AIM>
Retype the material word for word.

____

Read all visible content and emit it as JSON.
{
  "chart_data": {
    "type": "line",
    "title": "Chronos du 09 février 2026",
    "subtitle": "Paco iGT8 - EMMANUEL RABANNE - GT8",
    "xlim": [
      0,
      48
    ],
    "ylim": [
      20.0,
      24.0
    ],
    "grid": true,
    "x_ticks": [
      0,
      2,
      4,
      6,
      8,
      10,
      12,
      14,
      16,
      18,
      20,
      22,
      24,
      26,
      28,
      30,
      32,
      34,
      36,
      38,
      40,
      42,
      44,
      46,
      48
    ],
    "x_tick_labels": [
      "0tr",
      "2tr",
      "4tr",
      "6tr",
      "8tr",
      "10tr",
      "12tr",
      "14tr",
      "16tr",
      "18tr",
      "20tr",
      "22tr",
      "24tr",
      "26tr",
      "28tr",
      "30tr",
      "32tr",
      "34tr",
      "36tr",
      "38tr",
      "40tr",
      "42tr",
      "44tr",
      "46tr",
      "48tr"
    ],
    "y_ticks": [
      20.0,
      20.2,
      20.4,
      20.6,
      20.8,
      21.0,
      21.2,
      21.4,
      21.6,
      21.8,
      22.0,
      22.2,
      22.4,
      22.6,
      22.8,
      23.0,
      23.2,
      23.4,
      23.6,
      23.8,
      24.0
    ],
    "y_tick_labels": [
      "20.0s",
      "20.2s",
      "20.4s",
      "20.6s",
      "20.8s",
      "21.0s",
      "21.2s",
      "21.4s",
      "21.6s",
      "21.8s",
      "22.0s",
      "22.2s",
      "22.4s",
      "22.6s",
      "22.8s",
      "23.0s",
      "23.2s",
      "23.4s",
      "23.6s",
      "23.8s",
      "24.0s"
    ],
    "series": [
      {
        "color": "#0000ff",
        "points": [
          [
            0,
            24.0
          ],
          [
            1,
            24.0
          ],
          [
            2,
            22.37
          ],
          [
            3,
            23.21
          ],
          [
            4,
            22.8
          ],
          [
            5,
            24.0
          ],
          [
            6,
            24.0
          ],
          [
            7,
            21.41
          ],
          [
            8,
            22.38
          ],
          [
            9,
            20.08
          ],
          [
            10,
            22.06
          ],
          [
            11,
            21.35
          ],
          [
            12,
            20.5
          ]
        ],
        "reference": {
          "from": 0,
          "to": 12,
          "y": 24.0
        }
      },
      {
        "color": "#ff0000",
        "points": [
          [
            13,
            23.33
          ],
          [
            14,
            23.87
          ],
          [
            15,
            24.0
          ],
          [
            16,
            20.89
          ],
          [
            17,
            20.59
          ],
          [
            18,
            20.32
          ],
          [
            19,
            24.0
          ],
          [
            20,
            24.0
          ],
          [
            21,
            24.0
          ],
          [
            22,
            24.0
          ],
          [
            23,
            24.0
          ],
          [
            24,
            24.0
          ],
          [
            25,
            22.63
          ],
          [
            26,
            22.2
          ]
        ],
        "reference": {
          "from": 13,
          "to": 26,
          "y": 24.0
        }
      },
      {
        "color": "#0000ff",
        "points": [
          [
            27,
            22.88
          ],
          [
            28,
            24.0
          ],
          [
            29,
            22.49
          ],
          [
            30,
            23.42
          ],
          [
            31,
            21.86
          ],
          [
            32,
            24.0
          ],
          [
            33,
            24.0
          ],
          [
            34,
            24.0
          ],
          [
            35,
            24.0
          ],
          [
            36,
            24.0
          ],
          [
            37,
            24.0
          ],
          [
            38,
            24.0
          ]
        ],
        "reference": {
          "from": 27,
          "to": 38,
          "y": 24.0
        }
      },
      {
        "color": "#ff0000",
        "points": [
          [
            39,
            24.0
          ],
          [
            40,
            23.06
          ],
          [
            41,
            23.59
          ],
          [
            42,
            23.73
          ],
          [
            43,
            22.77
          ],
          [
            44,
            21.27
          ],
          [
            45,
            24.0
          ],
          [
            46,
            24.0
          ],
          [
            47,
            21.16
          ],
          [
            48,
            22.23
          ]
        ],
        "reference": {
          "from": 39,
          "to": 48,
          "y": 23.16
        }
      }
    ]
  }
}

____

REPLY>
Read all visible content and emit it as JSON.
{
  "chart_data": {
    "type": "line",
    "title": "Chronos du 09 février 2026",
    "subtitle": "Paco iGT8 - EMMANUEL RABANNE - GT8",
    "xlim": [
      0,
      48
    ],
    "ylim": [
      20.0,
      24.0
    ],
    "grid": true,
    "x_ticks": [
      0,
      2,
      4,
      6,
      8,
      10,
      12,
      14,
      16,
      18,
      20,
      22,
      24,
      26,
      28,
      30,
      32,
      34,
      36,
      38,
      40,
      42,
      44,
      46,
      48
    ],
    "x_tick_labels": [
      "0tr",
      "2tr",
      "4tr",
      "6tr",
      "8tr",
      "10tr",
      "12tr",
      "14tr",
      "16tr",
      "18tr",
      "20tr",
      "22tr",
      "24tr",
      "26tr",
      "28tr",
      "30tr",
      "32tr",
      "34tr",
      "36tr",
      "38tr",
      "40tr",
      "42tr",
      "44tr",
      "46tr",
      "48tr"
    ],
    "y_ticks": [
      20.0,
      20.2,
      20.4,
      20.6,
      20.8,
      21.0,
      21.2,
      21.4,
      21.6,
      21.8,
      22.0,
      22.2,
      22.4,
      22.6,
      22.8,
      23.0,
      23.2,
      23.4,
      23.6,
      23.8,
      24.0
    ],
    "y_tick_labels": [
      "20.0s",
      "20.2s",
      "20.4s",
      "20.6s",
      "20.8s",
      "21.0s",
      "21.2s",
      "21.4s",
      "21.6s",
      "21.8s",
      "22.0s",
      "22.2s",
      "22.4s",
      "22.6s",
      "22.8s",
      "23.0s",
      "23.2s",
      "23.4s",
      "23.6s",
      "23.8s",
      "24.0s"
    ],
    "series": [
      {
        "color": "#0000ff",
        "points": [
          [
            0,
            24.0
          ],
          [
            1,
            24.0
          ],
          [
            2,
            22.37
          ],
          [
            3,
            23.21
          ],
          [
            4,
            22.8
          ],
          [
            5,
            24.0
          ],
          [
            6,
            24.0
          ],
          [
            7,
            21.41
          ],
          [
            8,
            22.38
          ],
          [
            9,
            20.08
          ],
          [
            10,
            22.06
          ],
          [
            11,
            21.35
          ],
          [
            12,
            20.5
          ]
        ],
        "reference": {
          "from": 0,
          "to": 12,
          "y": 24.0
        }
      },
      {
        "color": "#ff0000",
        "points": [
          [
            13,
            23.33
          ],
          [
            14,
            23.87
          ],
          [
            15,
            24.0
          ],
          [
            16,
            20.89
          ],
          [
            17,
            20.59
          ],
          [
            18,
            20.32
          ],
          [
            19,
            24.0
          ],
          [
            20,
            24.0
          ],
          [
            21,
            24.0
          ],
          [
            22,
            24.0
          ],
          [
            23,
            24.0
          ],
          [
            24,
            24.0
          ],
          [
            25,
            22.63
          ],
          [
            26,
            22.2
          ]
        ],
        "reference": {
          "from": 13,
          "to": 26,
          "y": 24.0
        }
      },
      {
        "color": "#0000ff",
        "points": [
          [
            27,
            22.88
          ],
          [
            28,
            24.0
          ],
          [
            29,
            22.49
          ],
          [
            30,
            23.42
          ],
          [
            31,
            21.86
          ],
          [
            32,
            24.0
          ],
          [
            33,
            24.0
          ],
          [
            34,
            24.0
          ],
          [
            35,
            24.0
          ],
          [
            36,
            24.0
          ],
          [
            37,
            24.0
          ],
          [
            38,
            24.0
          ]
        ],
        "reference": {
          "from": 27,
          "to": 38,
          "y": 24.0
        }
      },
      {
        "color": "#ff0000",
        "points": [
          [
            39,
            24.0
          ],
          [
            40,
            23.06
          ],
          [
            41,
            23.59
          ],
          [
            42,
            23.73
          ],
          [
            43,
            22.77
          ],
          [
            44,
            21.27
          ],
          [
            45,
            24.0
          ],
          [
            46,
            24.0
          ],
          [
            47,
            21.16
          ],
          [
            48,
            22.23
          ]
        ],
        "reference": {
          "from": 39,
          "to": 48,
          "y": 23.16
        }
      }
    ]
  }
}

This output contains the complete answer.